• STATED EXERCISE: Here are some entries; quote each one exactly.

[Dataset items]
- - - - - - -
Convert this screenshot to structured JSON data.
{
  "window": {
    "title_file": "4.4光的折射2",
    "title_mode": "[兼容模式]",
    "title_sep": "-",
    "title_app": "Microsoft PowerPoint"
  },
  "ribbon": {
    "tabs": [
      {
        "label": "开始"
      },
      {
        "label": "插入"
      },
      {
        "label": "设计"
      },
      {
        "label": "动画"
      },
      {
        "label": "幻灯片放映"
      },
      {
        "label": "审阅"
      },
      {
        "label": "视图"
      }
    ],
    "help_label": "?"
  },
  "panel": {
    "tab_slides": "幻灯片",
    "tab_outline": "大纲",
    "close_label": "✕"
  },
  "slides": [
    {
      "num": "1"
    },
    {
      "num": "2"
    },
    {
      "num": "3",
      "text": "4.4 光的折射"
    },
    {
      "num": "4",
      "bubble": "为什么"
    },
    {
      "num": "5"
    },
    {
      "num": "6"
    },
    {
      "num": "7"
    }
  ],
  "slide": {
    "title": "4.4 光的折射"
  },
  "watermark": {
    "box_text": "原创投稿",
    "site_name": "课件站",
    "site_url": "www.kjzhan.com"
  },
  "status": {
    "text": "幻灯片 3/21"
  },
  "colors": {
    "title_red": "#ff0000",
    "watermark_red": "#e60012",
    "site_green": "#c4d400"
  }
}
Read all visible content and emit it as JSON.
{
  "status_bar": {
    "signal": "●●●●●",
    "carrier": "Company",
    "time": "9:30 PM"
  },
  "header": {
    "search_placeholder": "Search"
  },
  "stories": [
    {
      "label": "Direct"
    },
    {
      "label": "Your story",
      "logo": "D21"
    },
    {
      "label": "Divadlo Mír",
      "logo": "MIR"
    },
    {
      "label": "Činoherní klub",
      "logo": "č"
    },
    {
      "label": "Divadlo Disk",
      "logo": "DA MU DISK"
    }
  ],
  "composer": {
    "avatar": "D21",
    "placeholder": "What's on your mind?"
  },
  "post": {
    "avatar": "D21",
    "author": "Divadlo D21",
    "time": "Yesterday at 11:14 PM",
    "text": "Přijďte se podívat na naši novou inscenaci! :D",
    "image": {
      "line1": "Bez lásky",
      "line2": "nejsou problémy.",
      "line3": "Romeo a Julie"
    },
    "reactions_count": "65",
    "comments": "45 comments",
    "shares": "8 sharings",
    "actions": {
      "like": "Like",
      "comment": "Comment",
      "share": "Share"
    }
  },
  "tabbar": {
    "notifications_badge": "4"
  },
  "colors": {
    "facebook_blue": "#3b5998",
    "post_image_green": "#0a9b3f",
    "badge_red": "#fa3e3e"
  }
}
- - - - - - -
• SOLUTION FOR THIS EXERCISE:
Convert this screenshot to structured JSON data.
{
  "window": {
    "title_file": "4.4光的折射2",
    "title_mode": "[兼容模式]",
    "title_sep": "-",
    "title_app": "Microsoft PowerPoint"
  },
  "ribbon": {
    "tabs": [
      {
        "label": "开始"
      },
      {
        "label": "插入"
      },
      {
        "label": "设计"
      },
      {
        "label": "动画"
      },
      {
        "label": "幻灯片放映"
      },
      {
        "label": "审阅"
      },
      {
        "label": "视图"
      }
    ],
    "help_label": "?"
  },
  "panel": {
    "tab_slides": "幻灯片",
    "tab_outline": "大纲",
    "close_label": "✕"
  },
  "slides": [
    {
      "num": "1"
    },
    {
      "num": "2"
    },
    {
      "num": "3",
      "text": "4.4 光的折射"
    },
    {
      "num": "4",
      "bubble": "为什么"
    },
    {
      "num": "5"
    },
    {
      "num": "6"
    },
    {
      "num": "7"
    }
  ],
  "slide": {
    "title": "4.4 光的折射"
  },
  "watermark": {
    "box_text": "原创投稿",
    "site_name": "课件站",
    "site_url": "www.kjzhan.com"
  },
  "status": {
    "text": "幻灯片 3/21"
  },
  "colors": {
    "title_red": "#ff0000",
    "watermark_red": "#e60012",
    "site_green": "#c4d400"
  }
}
Read all visible content and emit it as JSON.
{
  "status_bar": {
    "signal": "●●●●●",
    "carrier": "Company",
    "time": "9:30 PM"
  },
  "header": {
    "search_placeholder": "Search"
  },
  "stories": [
    {
      "label": "Direct"
    },
    {
      "label": "Your story",
      "logo": "D21"
    },
    {
      "label": "Divadlo Mír",
      "logo": "MIR"
    },
    {
      "label": "Činoherní klub",
      "logo": "č"
    },
    {
      "label": "Divadlo Disk",
      "logo": "DA MU DISK"
    }
  ],
  "composer": {
    "avatar": "D21",
    "placeholder": "What's on your mind?"
  },
  "post": {
    "avatar": "D21",
    "author": "Divadlo D21",
    "time": "Yesterday at 11:14 PM",
    "text": "Přijďte se podívat na naši novou inscenaci! :D",
    "image": {
      "line1": "Bez lásky",
      "line2": "nejsou problémy.",
      "line3": "Romeo a Julie"
    },
    "reactions_count": "65",
    "comments": "45 comments",
    "shares": "8 sharings",
    "actions": {
      "like": "Like",
      "comment": "Comment",
      "share": "Share"
    }
  },
  "tabbar": {
    "notifications_badge": "4"
  },
  "colors": {
    "facebook_blue": "#3b5998",
    "post_image_green": "#0a9b3f",
    "badge_red": "#fa3e3e"
  }
}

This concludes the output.